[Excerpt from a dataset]
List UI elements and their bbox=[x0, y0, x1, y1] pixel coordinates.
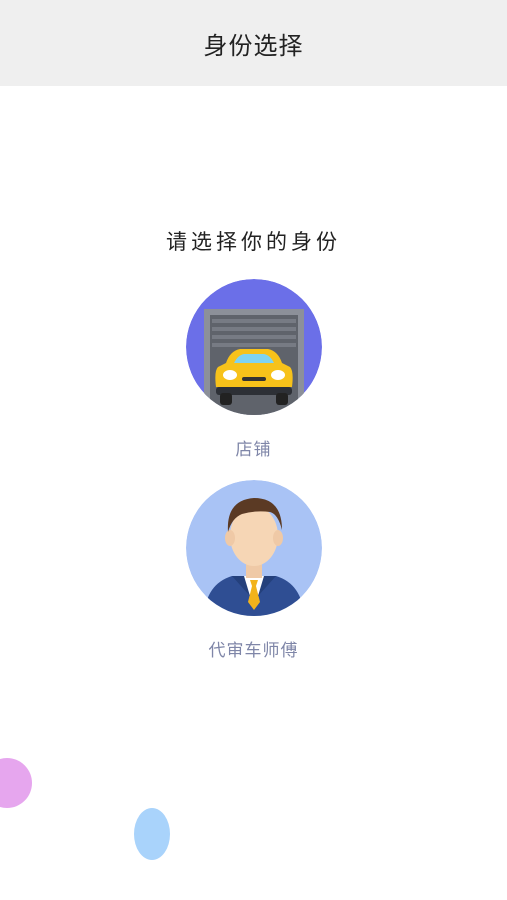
decorative-bubble-purple bbox=[0, 758, 32, 808]
man-in-suit-icon[interactable] bbox=[185, 480, 322, 616]
identity-select-screen: 身份选择 请选择你的身份 店铺 代审车师傅 bbox=[0, 0, 507, 900]
role-label-shop[interactable]: 店铺 bbox=[236, 435, 272, 460]
role-option-shop[interactable]: 店铺 bbox=[0, 279, 507, 460]
garage-car-icon[interactable] bbox=[185, 279, 322, 415]
role-option-driver[interactable]: 代审车师傅 bbox=[0, 480, 507, 661]
select-identity-prompt: 请选择你的身份 bbox=[166, 230, 341, 254]
decorative-bubble-blue bbox=[134, 808, 170, 860]
page-title: 身份选择 bbox=[203, 31, 304, 60]
role-label-driver[interactable]: 代审车师傅 bbox=[209, 636, 299, 661]
nav-bar: 身份选择 bbox=[0, 0, 507, 86]
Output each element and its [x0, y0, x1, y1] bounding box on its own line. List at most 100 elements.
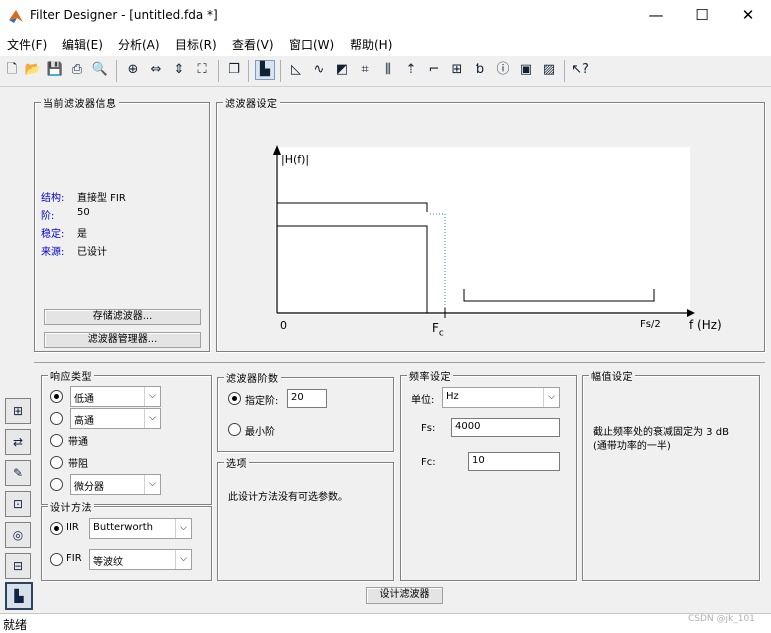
close-button[interactable]: ✕	[725, 0, 771, 32]
x-axis-arrow	[687, 309, 695, 317]
fs2-label: Fs/2	[640, 319, 661, 330]
fir-method-select[interactable]: 等波纹 ⌵	[89, 549, 192, 570]
filter-order-panel: 滤波器阶数 指定阶: 20 最小阶	[217, 370, 394, 452]
differentiator-radio[interactable]	[50, 478, 63, 491]
chevron-down-icon: ⌵	[144, 475, 160, 494]
x-tick-0: 0	[280, 319, 287, 332]
chevron-down-icon: ⌵	[543, 388, 559, 407]
window-title: Filter Designer - [untitled.fda *]	[30, 8, 218, 22]
bandstop-label: 带阻	[68, 459, 88, 470]
new-icon[interactable]: 🗋	[3, 61, 21, 79]
cost-icon[interactable]: ▣	[517, 61, 535, 79]
magnitude-specs-legend: 幅值设定	[589, 368, 635, 383]
status-bar: 就绪 CSDN @jk_101	[0, 613, 771, 633]
units-label: 单位:	[411, 395, 435, 406]
differentiator-select[interactable]: 微分器 ⌵	[70, 474, 161, 495]
coefficients-icon[interactable]: ⊞	[448, 61, 466, 79]
highpass-radio[interactable]	[50, 412, 63, 425]
realize-model-icon[interactable]: ◎	[5, 522, 31, 548]
frequency-specs-panel: 频率设定 单位: Hz ⌵ Fs: 4000 Fc: 10	[400, 368, 577, 581]
info-circle-icon[interactable]: ⓘ	[494, 61, 512, 79]
design-filter-icon[interactable]: ▙	[5, 582, 33, 610]
fir-label: FIR	[66, 553, 82, 564]
print-icon[interactable]: ⎙	[68, 61, 86, 79]
menu-file[interactable]: 文件(F)	[7, 36, 47, 53]
fs-input[interactable]: 4000	[451, 418, 560, 437]
zoom-x-icon[interactable]: ⇔	[147, 61, 165, 79]
group-delay-icon[interactable]: ⌗	[356, 61, 374, 79]
toolbar-separator	[218, 60, 219, 82]
bandstop-radio[interactable]	[50, 456, 63, 469]
bandpass-radio[interactable]	[50, 434, 63, 447]
toolbar-separator	[564, 60, 565, 82]
design-filter-button[interactable]: 设计滤波器	[366, 587, 443, 604]
store-filter-button[interactable]: 存储滤波器...	[44, 309, 201, 325]
units-select[interactable]: Hz ⌵	[442, 387, 560, 408]
menu-targets[interactable]: 目标(R)	[175, 36, 217, 53]
open-icon[interactable]: 📂	[24, 61, 42, 79]
menu-bar: 文件(F) 编辑(E) 分析(A) 目标(R) 查看(V) 窗口(W) 帮助(H…	[0, 32, 771, 56]
maximize-button[interactable]: ☐	[679, 0, 725, 32]
design-filter-mode-icon[interactable]: ⊞	[5, 398, 31, 424]
magnitude-icon[interactable]: ◺	[287, 61, 305, 79]
full-view-icon[interactable]: ⛶	[193, 61, 211, 79]
import-icon[interactable]: ⊟	[5, 553, 31, 579]
stable-value: 是	[77, 229, 87, 240]
highpass-select[interactable]: 高通 ⌵	[70, 408, 161, 429]
iir-label: IIR	[66, 522, 79, 533]
response-type-legend: 响应类型	[48, 368, 94, 383]
menu-edit[interactable]: 编辑(E)	[62, 36, 103, 53]
fir-radio[interactable]	[50, 553, 63, 566]
new-window-icon[interactable]: ❐	[225, 61, 243, 79]
response-type-panel: 响应类型 低通 ⌵ 高通 ⌵ 带通 带阻 微分器 ⌵	[41, 368, 212, 505]
whats-this-icon[interactable]: ↖?	[571, 61, 589, 79]
section-divider	[34, 362, 765, 363]
toolbar-separator	[248, 60, 249, 82]
status-text: 就绪	[3, 618, 28, 632]
options-panel: 选项 此设计方法没有可选参数。	[217, 455, 394, 581]
matlab-logo-icon	[9, 10, 23, 23]
save-icon[interactable]: 💾	[46, 61, 64, 79]
lowpass-radio[interactable]	[50, 390, 63, 403]
minimum-order-label: 最小阶	[245, 427, 275, 438]
specify-order-radio[interactable]	[228, 392, 241, 405]
fc-input[interactable]: 10	[468, 452, 560, 471]
current-filter-info-panel: 当前滤波器信息 结构: 直接型 FIR 阶: 50 稳定: 是 来源: 已设计 …	[34, 95, 210, 352]
step-icon[interactable]: ⇡	[402, 61, 420, 79]
minimize-button[interactable]: —	[633, 0, 679, 32]
menu-analysis[interactable]: 分析(A)	[118, 36, 160, 53]
fc-input-label: Fc:	[421, 457, 436, 468]
zoom-in-icon[interactable]: ⊕	[124, 61, 142, 79]
chevron-down-icon: ⌵	[175, 550, 191, 569]
options-text: 此设计方法没有可选参数。	[228, 492, 348, 503]
quantize-icon[interactable]: ⊡	[5, 491, 31, 517]
order-label: 阶:	[41, 211, 55, 222]
current-filter-legend: 当前滤波器信息	[41, 95, 119, 110]
magnitude-text-line2: (通带功率的一半)	[593, 441, 671, 452]
pole-zero-editor-icon[interactable]: ✎	[5, 460, 31, 486]
menu-help[interactable]: 帮助(H)	[350, 36, 392, 53]
order-input[interactable]: 20	[287, 389, 327, 408]
zoom-y-icon[interactable]: ⇕	[170, 61, 188, 79]
impulse-icon[interactable]: ⫼	[379, 61, 397, 79]
noise-icon[interactable]: ▨	[540, 61, 558, 79]
transform-icon[interactable]: ⇄	[5, 429, 31, 455]
x-axis-label: f (Hz)	[689, 318, 722, 332]
lowpass-select[interactable]: 低通 ⌵	[70, 386, 161, 407]
info-icon[interactable]: ƅ	[471, 61, 489, 79]
menu-view[interactable]: 查看(V)	[232, 36, 274, 53]
source-value: 已设计	[77, 247, 107, 258]
filter-specs-panel: 滤波器设定 |H(f)| 0 Fc Fs/2 f (Hz)	[216, 95, 765, 352]
print-preview-icon[interactable]: 🔍	[91, 61, 109, 79]
filter-order-legend: 滤波器阶数	[224, 370, 281, 385]
minimum-order-radio[interactable]	[228, 423, 241, 436]
pole-zero-icon[interactable]: ⌐	[425, 61, 443, 79]
filter-specs-icon[interactable]: ▙	[255, 60, 275, 80]
phase-icon[interactable]: ∿	[310, 61, 328, 79]
menu-window[interactable]: 窗口(W)	[289, 36, 334, 53]
filter-manager-button[interactable]: 滤波器管理器...	[44, 332, 201, 348]
design-method-legend: 设计方法	[48, 499, 94, 514]
iir-method-select[interactable]: Butterworth ⌵	[89, 518, 192, 539]
iir-radio[interactable]	[50, 522, 63, 535]
mag-phase-icon[interactable]: ◩	[333, 61, 351, 79]
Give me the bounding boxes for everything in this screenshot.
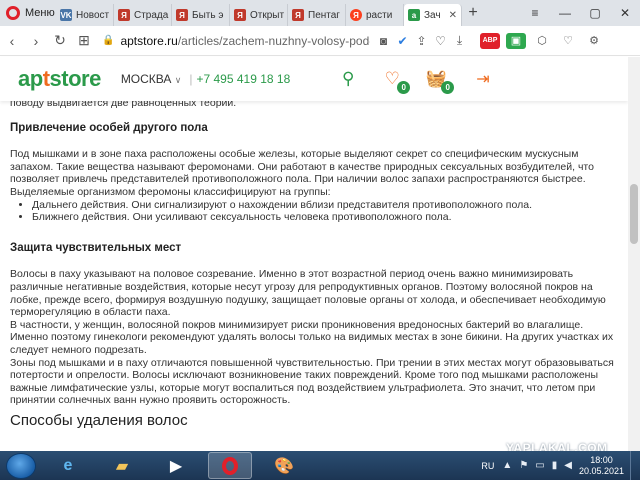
paint-icon[interactable]: 🎨	[262, 452, 306, 479]
paragraph: В частности, у женщин, волосяной покров …	[10, 318, 614, 356]
downloads-icon[interactable]: ⤓	[450, 33, 469, 48]
verified-shield-icon[interactable]: ✔	[393, 34, 412, 48]
tabs-menu-icon[interactable]: ≡	[520, 6, 550, 20]
site-favicon-icon: Я	[234, 9, 246, 21]
maximize-icon[interactable]: ▢	[580, 6, 610, 20]
tab-label: Новост	[76, 9, 110, 21]
tab-pentag[interactable]: Я Пентаг	[288, 4, 346, 26]
article-content: поводу выдвигается две равноценных теори…	[10, 101, 616, 451]
show-desktop-button[interactable]	[630, 451, 640, 480]
monitor-icon[interactable]: ▭	[535, 460, 544, 471]
tab-rasti[interactable]: Я расти	[346, 4, 404, 26]
box-extension-icon[interactable]: ⬡	[532, 33, 552, 49]
favorites-badge: 0	[397, 81, 411, 94]
aptstore-logo[interactable]: aptstore	[18, 66, 101, 92]
list-item: Дальнего действия. Они сигнализируют о н…	[32, 199, 616, 212]
forward-icon[interactable]: ›	[24, 33, 48, 49]
address-toolbar: ‹ › ↻ ⊞ 🔒 aptstore.ru/articles/zachem-nu…	[0, 26, 640, 56]
tab-label: Открыт	[250, 9, 285, 21]
yandex-favicon-icon: Я	[350, 9, 362, 21]
tab-label: расти	[366, 9, 393, 21]
page-share-icon[interactable]: ⇪	[412, 34, 431, 48]
page-scrollbar[interactable]	[628, 57, 640, 451]
tab-news[interactable]: VK Новост	[56, 4, 114, 26]
adblock-extension-icon[interactable]: ABP	[480, 32, 500, 49]
heart-extension-icon[interactable]: ♡	[558, 33, 578, 49]
back-icon[interactable]: ‹	[0, 33, 24, 49]
volume-icon[interactable]: ◀	[564, 460, 572, 471]
tab-byt[interactable]: Я Быть э	[172, 4, 230, 26]
flag-icon[interactable]: ⚑	[519, 460, 528, 471]
url-field[interactable]: 🔒 aptstore.ru/articles/zachem-nuzhny-vol…	[102, 34, 370, 48]
green-extension-icon[interactable]: ▣	[506, 32, 526, 49]
site-header: aptstore МОСКВА ∨ | +7 495 419 18 18 ⚲ ♡ 0…	[0, 57, 628, 101]
tray-chevron-icon[interactable]: ▲	[502, 460, 512, 471]
close-window-icon[interactable]: ✕	[610, 6, 640, 20]
paragraph: Под мышками и в зоне паха расположены ос…	[10, 148, 594, 186]
pheromone-list: Дальнего действия. Они сигнализируют о н…	[32, 199, 616, 224]
clock-time: 18:00	[590, 454, 613, 465]
opera-menu-button[interactable]: Меню	[0, 0, 56, 26]
tab-active-article[interactable]: a Зач ✕	[404, 4, 462, 26]
language-indicator[interactable]: RU	[481, 461, 494, 471]
tab-label: Страда	[134, 9, 169, 21]
clock[interactable]: 18:00 20.05.2021	[579, 455, 624, 477]
chevron-down-icon: ∨	[174, 75, 182, 85]
tab-label: Зач	[424, 9, 441, 21]
browser-tab-bar: Меню VK Новост Я Страда Я Быть э Я Откры…	[0, 0, 640, 26]
favorites-heart-icon[interactable]: ♡ 0	[370, 64, 414, 94]
scrollbar-thumb[interactable]	[630, 184, 638, 244]
snapshot-camera-icon[interactable]: ◙	[374, 34, 393, 48]
network-icon[interactable]: ▮	[552, 460, 558, 471]
tab-label: Быть э	[192, 9, 224, 21]
cart-badge: 0	[441, 81, 455, 94]
start-button[interactable]	[6, 452, 36, 479]
aptstore-favicon-icon: a	[408, 9, 420, 21]
media-player-icon[interactable]: ▶	[154, 452, 198, 479]
opera-taskbar-button[interactable]	[208, 452, 252, 479]
section-heading-large: Способы удаления волос	[10, 411, 188, 429]
explorer-folder-icon[interactable]: ▰	[100, 452, 144, 479]
phone-link[interactable]: | +7 495 419 18 18	[189, 72, 290, 86]
paragraph: Выделяемые организмом феромоны классифиц…	[10, 185, 331, 198]
location-pin-icon[interactable]: ⚲	[326, 64, 370, 94]
opera-icon	[222, 456, 238, 475]
settings-extension-icon[interactable]: ⚙	[584, 33, 604, 49]
login-icon[interactable]: ⇥	[476, 69, 489, 89]
minimize-icon[interactable]: —	[550, 6, 580, 20]
section-heading: Защита чувствительных мест	[10, 241, 182, 254]
clock-date: 20.05.2021	[578, 465, 624, 476]
section-heading: Привлечение особей другого пола	[10, 121, 208, 134]
heart-bookmark-icon[interactable]: ♡	[431, 34, 450, 48]
windows-taskbar: e ▰ ▶ 🎨 RU ▲ ⚑ ▭ ▮ ◀ 18:00 20.05.2021	[0, 451, 640, 480]
intro-tail-text: поводу выдвигается две равноценных теори…	[10, 101, 237, 109]
internet-explorer-icon[interactable]: e	[46, 452, 90, 479]
speed-dial-grid-icon[interactable]: ⊞	[72, 32, 96, 49]
paragraph: Волосы в паху указывают на половое созре…	[10, 268, 606, 319]
tab-label: Пентаг	[308, 9, 340, 21]
site-favicon-icon: Я	[118, 9, 130, 21]
system-tray: RU ▲ ⚑ ▭ ▮ ◀ 18:00 20.05.2021	[481, 451, 640, 480]
reload-icon[interactable]: ↻	[48, 32, 72, 49]
city-selector[interactable]: МОСКВА ∨	[121, 72, 182, 86]
cart-basket-icon[interactable]: 🧺 0	[414, 64, 458, 94]
menu-label: Меню	[25, 7, 55, 19]
tab-otkryt[interactable]: Я Открыт	[230, 4, 288, 26]
new-tab-button[interactable]: +	[464, 4, 482, 22]
close-tab-icon[interactable]: ✕	[449, 10, 457, 21]
lock-icon: 🔒	[102, 35, 115, 46]
paragraph: Зоны под мышками и в паху отличаются пов…	[10, 356, 614, 407]
url-domain: aptstore.ru	[120, 33, 178, 48]
vk-favicon-icon: VK	[60, 9, 72, 21]
opera-logo-icon	[6, 6, 20, 20]
site-favicon-icon: Я	[292, 9, 304, 21]
list-item: Ближнего действия. Они усиливают сексуал…	[32, 211, 616, 224]
site-favicon-icon: Я	[176, 9, 188, 21]
url-path: /articles/zachem-nuzhny-volosy-pod-	[177, 33, 370, 48]
tab-strada[interactable]: Я Страда	[114, 4, 172, 26]
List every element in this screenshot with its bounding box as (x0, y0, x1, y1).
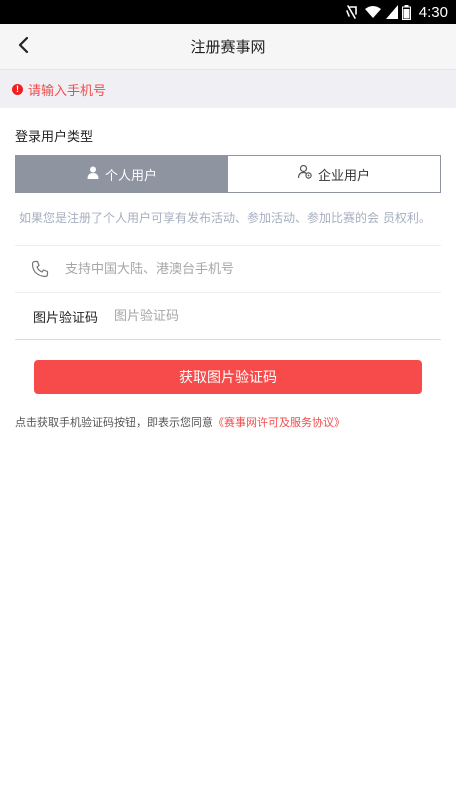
user-type-toggle: 个人用户 企业用户 (15, 155, 441, 193)
error-message: 请输入手机号 (28, 83, 107, 99)
captcha-label: 图片验证码 (33, 310, 99, 326)
personal-user-label: 个人用户 (104, 168, 157, 184)
enterprise-user-label: 企业用户 (317, 168, 370, 184)
agreement-prefix: 点击获取手机验证码按钮，即表示您同意 (15, 416, 213, 429)
agreement-notice: 点击获取手机验证码按钮，即表示您同意《赛事网许可及服务协议》 (0, 414, 456, 430)
captcha-input[interactable] (114, 308, 441, 324)
enterprise-user-icon (297, 164, 312, 183)
signal-icon (385, 5, 398, 19)
alert-circle-icon: ! (12, 83, 23, 95)
status-time: 4:30 (418, 3, 448, 21)
error-banner: ! 请输入手机号 (0, 70, 456, 108)
person-icon (87, 166, 99, 183)
status-bar: 4:30 (0, 0, 456, 24)
user-type-description: 如果您是注册了个人用户可享有发布活动、参加活动、参加比赛的会 员权利。 (19, 211, 431, 225)
nav-bar: 注册赛事网 (0, 24, 456, 70)
page-title: 注册赛事网 (190, 38, 266, 56)
captcha-row: 图片验证码 (15, 293, 441, 340)
get-captcha-button[interactable]: 获取图片验证码 (34, 360, 422, 394)
back-button[interactable] (8, 24, 38, 70)
agreement-link[interactable]: 《赛事网许可及服务协议》 (213, 416, 345, 429)
phone-icon (15, 260, 65, 278)
battery-icon (401, 4, 411, 20)
phone-row (15, 246, 441, 293)
chevron-left-icon (17, 36, 29, 58)
phone-input[interactable] (65, 261, 441, 277)
enterprise-user-option[interactable]: 企业用户 (228, 156, 440, 192)
vibrate-icon (344, 4, 360, 20)
wifi-icon (364, 5, 382, 19)
registration-form: 图片验证码 (15, 245, 441, 340)
personal-user-option[interactable]: 个人用户 (16, 156, 228, 192)
user-type-label: 登录用户类型 (15, 130, 94, 145)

▶ _Task instructions_: Turn the stretch of material above, from the line containing "user-type-toggle: 个人用户 企业用户" through the line containing "enterprise-user-label: 企业用户 (317, 168, 370, 184)", into a numbered list. Leave out any blank lines.

▶ _Task result_:
1. user-type-toggle: 个人用户 企业用户 (15, 155, 441, 193)
2. error-message: 请输入手机号 (28, 83, 107, 99)
3. captcha-label: 图片验证码 (33, 310, 99, 326)
4. personal-user-label: 个人用户 (104, 168, 157, 184)
5. enterprise-user-label: 企业用户 (317, 168, 370, 184)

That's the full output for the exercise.